Material for this task start
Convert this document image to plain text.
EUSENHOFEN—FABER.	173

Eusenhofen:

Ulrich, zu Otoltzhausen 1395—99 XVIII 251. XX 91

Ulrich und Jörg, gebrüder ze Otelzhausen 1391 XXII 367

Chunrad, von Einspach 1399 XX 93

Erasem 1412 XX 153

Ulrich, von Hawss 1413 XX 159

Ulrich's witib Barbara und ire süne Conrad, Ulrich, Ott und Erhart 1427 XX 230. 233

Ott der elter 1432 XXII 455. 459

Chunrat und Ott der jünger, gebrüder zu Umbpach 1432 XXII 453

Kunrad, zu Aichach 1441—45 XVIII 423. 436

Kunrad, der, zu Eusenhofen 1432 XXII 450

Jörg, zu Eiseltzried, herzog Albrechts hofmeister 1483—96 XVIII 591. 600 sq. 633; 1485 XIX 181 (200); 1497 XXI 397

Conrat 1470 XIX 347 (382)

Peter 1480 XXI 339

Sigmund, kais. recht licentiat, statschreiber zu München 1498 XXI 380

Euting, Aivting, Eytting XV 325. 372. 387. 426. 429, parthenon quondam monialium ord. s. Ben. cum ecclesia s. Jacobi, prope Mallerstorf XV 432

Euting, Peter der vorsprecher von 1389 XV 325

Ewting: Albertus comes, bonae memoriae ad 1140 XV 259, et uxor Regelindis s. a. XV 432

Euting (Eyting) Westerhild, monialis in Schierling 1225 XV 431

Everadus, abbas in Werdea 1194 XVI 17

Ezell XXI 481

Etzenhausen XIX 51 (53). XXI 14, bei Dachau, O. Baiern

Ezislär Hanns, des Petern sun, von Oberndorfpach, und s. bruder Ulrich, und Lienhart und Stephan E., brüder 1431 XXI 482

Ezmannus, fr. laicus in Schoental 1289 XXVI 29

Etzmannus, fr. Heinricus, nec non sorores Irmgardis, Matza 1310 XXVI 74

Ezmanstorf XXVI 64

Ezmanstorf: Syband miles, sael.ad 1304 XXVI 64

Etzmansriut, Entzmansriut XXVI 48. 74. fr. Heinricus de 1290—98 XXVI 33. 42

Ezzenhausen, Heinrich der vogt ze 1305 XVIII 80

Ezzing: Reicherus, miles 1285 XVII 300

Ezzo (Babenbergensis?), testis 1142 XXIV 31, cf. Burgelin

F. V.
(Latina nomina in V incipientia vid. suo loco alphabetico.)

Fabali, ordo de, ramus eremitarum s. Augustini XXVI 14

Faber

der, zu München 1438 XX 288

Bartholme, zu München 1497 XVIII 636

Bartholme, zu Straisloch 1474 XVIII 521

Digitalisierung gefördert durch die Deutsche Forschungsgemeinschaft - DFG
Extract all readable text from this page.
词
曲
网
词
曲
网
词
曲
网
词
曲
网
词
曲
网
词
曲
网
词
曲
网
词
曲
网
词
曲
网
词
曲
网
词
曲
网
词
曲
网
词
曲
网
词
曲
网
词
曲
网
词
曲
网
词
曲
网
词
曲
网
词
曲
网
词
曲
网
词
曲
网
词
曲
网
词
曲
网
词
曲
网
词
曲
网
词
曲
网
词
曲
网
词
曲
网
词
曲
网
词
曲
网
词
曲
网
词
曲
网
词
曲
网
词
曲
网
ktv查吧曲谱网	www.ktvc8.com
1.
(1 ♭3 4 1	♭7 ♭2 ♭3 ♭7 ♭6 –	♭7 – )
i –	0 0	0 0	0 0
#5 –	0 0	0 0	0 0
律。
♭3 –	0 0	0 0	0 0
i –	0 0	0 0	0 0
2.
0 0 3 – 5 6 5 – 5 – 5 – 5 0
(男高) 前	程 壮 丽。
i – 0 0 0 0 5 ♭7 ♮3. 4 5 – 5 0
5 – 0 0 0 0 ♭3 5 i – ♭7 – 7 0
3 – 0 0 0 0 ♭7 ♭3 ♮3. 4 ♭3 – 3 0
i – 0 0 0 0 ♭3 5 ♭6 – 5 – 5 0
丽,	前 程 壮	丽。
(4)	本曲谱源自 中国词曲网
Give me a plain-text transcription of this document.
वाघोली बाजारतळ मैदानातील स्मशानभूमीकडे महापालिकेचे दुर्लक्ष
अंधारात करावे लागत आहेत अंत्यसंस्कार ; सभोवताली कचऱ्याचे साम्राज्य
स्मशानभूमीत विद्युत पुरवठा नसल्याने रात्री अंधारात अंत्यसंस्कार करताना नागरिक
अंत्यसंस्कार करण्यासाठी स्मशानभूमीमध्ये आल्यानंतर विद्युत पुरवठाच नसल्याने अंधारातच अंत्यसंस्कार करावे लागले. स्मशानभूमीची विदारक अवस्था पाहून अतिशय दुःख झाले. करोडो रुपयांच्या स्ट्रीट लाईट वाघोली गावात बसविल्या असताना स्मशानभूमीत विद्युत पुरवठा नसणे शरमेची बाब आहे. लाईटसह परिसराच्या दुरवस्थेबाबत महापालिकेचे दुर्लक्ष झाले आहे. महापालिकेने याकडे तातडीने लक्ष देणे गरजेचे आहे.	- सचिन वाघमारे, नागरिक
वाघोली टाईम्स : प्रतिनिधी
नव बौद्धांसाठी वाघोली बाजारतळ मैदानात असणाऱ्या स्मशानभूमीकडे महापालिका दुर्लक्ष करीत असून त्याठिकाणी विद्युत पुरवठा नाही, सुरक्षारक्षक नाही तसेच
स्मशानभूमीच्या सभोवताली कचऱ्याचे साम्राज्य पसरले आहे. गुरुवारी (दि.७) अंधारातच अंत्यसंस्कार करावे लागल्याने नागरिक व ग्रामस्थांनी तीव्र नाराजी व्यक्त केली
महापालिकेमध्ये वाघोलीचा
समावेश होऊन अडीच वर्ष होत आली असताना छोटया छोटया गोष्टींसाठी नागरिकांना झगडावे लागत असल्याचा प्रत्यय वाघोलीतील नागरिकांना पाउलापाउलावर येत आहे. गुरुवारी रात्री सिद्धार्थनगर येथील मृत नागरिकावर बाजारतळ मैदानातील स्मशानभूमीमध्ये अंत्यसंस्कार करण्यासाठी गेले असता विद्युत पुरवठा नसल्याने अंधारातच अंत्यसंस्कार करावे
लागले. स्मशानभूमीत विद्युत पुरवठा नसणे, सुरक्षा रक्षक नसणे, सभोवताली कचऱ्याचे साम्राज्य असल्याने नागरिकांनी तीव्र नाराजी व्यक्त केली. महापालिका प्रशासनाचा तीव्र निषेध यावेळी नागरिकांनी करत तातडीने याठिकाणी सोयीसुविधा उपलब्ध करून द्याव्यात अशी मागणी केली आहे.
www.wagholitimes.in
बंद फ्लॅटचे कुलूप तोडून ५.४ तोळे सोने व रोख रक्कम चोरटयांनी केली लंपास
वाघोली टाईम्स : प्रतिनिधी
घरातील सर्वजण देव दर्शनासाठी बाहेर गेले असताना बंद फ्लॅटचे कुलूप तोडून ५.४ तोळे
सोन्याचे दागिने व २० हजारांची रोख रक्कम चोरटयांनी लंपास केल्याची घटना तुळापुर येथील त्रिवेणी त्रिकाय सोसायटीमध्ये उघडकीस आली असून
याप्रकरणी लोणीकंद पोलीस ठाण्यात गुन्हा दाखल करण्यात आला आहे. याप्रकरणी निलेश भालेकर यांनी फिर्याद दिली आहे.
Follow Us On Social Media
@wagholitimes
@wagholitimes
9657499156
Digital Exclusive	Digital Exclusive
Material for this task end
Task directions | Each line above is to be repeated exactly.

Result |
Convert this document image to plain text.
EUSENHOFEN—FABER.	173

Eusenhofen:

Ulrich, zu Otoltzhausen 1395—99 XVIII 251. XX 91

Ulrich und Jörg, gebrüder ze Otelzhausen 1391 XXII 367

Chunrad, von Einspach 1399 XX 93

Erasem 1412 XX 153

Ulrich, von Hawss 1413 XX 159

Ulrich's witib Barbara und ire süne Conrad, Ulrich, Ott und Erhart 1427 XX 230. 233

Ott der elter 1432 XXII 455. 459

Chunrat und Ott der jünger, gebrüder zu Umbpach 1432 XXII 453

Kunrad, zu Aichach 1441—45 XVIII 423. 436

Kunrad, der, zu Eusenhofen 1432 XXII 450

Jörg, zu Eiseltzried, herzog Albrechts hofmeister 1483—96 XVIII 591. 600 sq. 633; 1485 XIX 181 (200); 1497 XXI 397

Conrat 1470 XIX 347 (382)

Peter 1480 XXI 339

Sigmund, kais. recht licentiat, statschreiber zu München 1498 XXI 380

Euting, Aivting, Eytting XV 325. 372. 387. 426. 429, parthenon quondam monialium ord. s. Ben. cum ecclesia s. Jacobi, prope Mallerstorf XV 432

Euting, Peter der vorsprecher von 1389 XV 325

Ewting: Albertus comes, bonae memoriae ad 1140 XV 259, et uxor Regelindis s. a. XV 432

Euting (Eyting) Westerhild, monialis in Schierling 1225 XV 431

Everadus, abbas in Werdea 1194 XVI 17

Ezell XXI 481

Etzenhausen XIX 51 (53). XXI 14, bei Dachau, O. Baiern

Ezislär Hanns, des Petern sun, von Oberndorfpach, und s. bruder Ulrich, und Lienhart und Stephan E., brüder 1431 XXI 482

Ezmannus, fr. laicus in Schoental 1289 XXVI 29

Etzmannus, fr. Heinricus, nec non sorores Irmgardis, Matza 1310 XXVI 74

Ezmanstorf XXVI 64

Ezmanstorf: Syband miles, sael.ad 1304 XXVI 64

Etzmansriut, Entzmansriut XXVI 48. 74. fr. Heinricus de 1290—98 XXVI 33. 42

Ezzenhausen, Heinrich der vogt ze 1305 XVIII 80

Ezzing: Reicherus, miles 1285 XVII 300

Ezzo (Babenbergensis?), testis 1142 XXIV 31, cf. Burgelin

F. V.
(Latina nomina in V incipientia vid. suo loco alphabetico.)

Fabali, ordo de, ramus eremitarum s. Augustini XXVI 14

Faber

der, zu München 1438 XX 288

Bartholme, zu München 1497 XVIII 636

Bartholme, zu Straisloch 1474 XVIII 521

Digitalisierung gefördert durch die Deutsche Forschungsgemeinschaft - DFG
Extract all readable text from this page.
词
曲
网
词
曲
网
词
曲
网
词
曲
网
词
曲
网
词
曲
网
词
曲
网
词
曲
网
词
曲
网
词
曲
网
词
曲
网
词
曲
网
词
曲
网
词
曲
网
词
曲
网
词
曲
网
词
曲
网
词
曲
网
词
曲
网
词
曲
网
词
曲
网
词
曲
网
词
曲
网
词
曲
网
词
曲
网
词
曲
网
词
曲
网
词
曲
网
词
曲
网
词
曲
网
词
曲
网
词
曲
网
词
曲
网
词
曲
网
ktv查吧曲谱网	www.ktvc8.com
1.
(1 ♭3 4 1	♭7 ♭2 ♭3 ♭7 ♭6 –	♭7 – )
i –	0 0	0 0	0 0
#5 –	0 0	0 0	0 0
律。
♭3 –	0 0	0 0	0 0
i –	0 0	0 0	0 0
2.
0 0 3 – 5 6 5 – 5 – 5 – 5 0
(男高) 前	程 壮 丽。
i – 0 0 0 0 5 ♭7 ♮3. 4 5 – 5 0
5 – 0 0 0 0 ♭3 5 i – ♭7 – 7 0
3 – 0 0 0 0 ♭7 ♭3 ♮3. 4 ♭3 – 3 0
i – 0 0 0 0 ♭3 5 ♭6 – 5 – 5 0
丽,	前 程 壮	丽。
(4)	本曲谱源自 中国词曲网
Give me a plain-text transcription of this document.
वाघोली बाजारतळ मैदानातील स्मशानभूमीकडे महापालिकेचे दुर्लक्ष
अंधारात करावे लागत आहेत अंत्यसंस्कार ; सभोवताली कचऱ्याचे साम्राज्य
स्मशानभूमीत विद्युत पुरवठा नसल्याने रात्री अंधारात अंत्यसंस्कार करताना नागरिक
अंत्यसंस्कार करण्यासाठी स्मशानभूमीमध्ये आल्यानंतर विद्युत पुरवठाच नसल्याने अंधारातच अंत्यसंस्कार करावे लागले. स्मशानभूमीची विदारक अवस्था पाहून अतिशय दुःख झाले. करोडो रुपयांच्या स्ट्रीट लाईट वाघोली गावात बसविल्या असताना स्मशानभूमीत विद्युत पुरवठा नसणे शरमेची बाब आहे. लाईटसह परिसराच्या दुरवस्थेबाबत महापालिकेचे दुर्लक्ष झाले आहे. महापालिकेने याकडे तातडीने लक्ष देणे गरजेचे आहे.	- सचिन वाघमारे, नागरिक
वाघोली टाईम्स : प्रतिनिधी
नव बौद्धांसाठी वाघोली बाजारतळ मैदानात असणाऱ्या स्मशानभूमीकडे महापालिका दुर्लक्ष करीत असून त्याठिकाणी विद्युत पुरवठा नाही, सुरक्षारक्षक नाही तसेच
स्मशानभूमीच्या सभोवताली कचऱ्याचे साम्राज्य पसरले आहे. गुरुवारी (दि.७) अंधारातच अंत्यसंस्कार करावे लागल्याने नागरिक व ग्रामस्थांनी तीव्र नाराजी व्यक्त केली
महापालिकेमध्ये वाघोलीचा
समावेश होऊन अडीच वर्ष होत आली असताना छोटया छोटया गोष्टींसाठी नागरिकांना झगडावे लागत असल्याचा प्रत्यय वाघोलीतील नागरिकांना पाउलापाउलावर येत आहे. गुरुवारी रात्री सिद्धार्थनगर येथील मृत नागरिकावर बाजारतळ मैदानातील स्मशानभूमीमध्ये अंत्यसंस्कार करण्यासाठी गेले असता विद्युत पुरवठा नसल्याने अंधारातच अंत्यसंस्कार करावे
लागले. स्मशानभूमीत विद्युत पुरवठा नसणे, सुरक्षा रक्षक नसणे, सभोवताली कचऱ्याचे साम्राज्य असल्याने नागरिकांनी तीव्र नाराजी व्यक्त केली. महापालिका प्रशासनाचा तीव्र निषेध यावेळी नागरिकांनी करत तातडीने याठिकाणी सोयीसुविधा उपलब्ध करून द्याव्यात अशी मागणी केली आहे.
www.wagholitimes.in
बंद फ्लॅटचे कुलूप तोडून ५.४ तोळे सोने व रोख रक्कम चोरटयांनी केली लंपास
वाघोली टाईम्स : प्रतिनिधी
घरातील सर्वजण देव दर्शनासाठी बाहेर गेले असताना बंद फ्लॅटचे कुलूप तोडून ५.४ तोळे
सोन्याचे दागिने व २० हजारांची रोख रक्कम चोरटयांनी लंपास केल्याची घटना तुळापुर येथील त्रिवेणी त्रिकाय सोसायटीमध्ये उघडकीस आली असून
याप्रकरणी लोणीकंद पोलीस ठाण्यात गुन्हा दाखल करण्यात आला आहे. याप्रकरणी निलेश भालेकर यांनी फिर्याद दिली आहे.
Follow Us On Social Media
@wagholitimes
@wagholitimes
9657499156
Digital Exclusive	Digital Exclusive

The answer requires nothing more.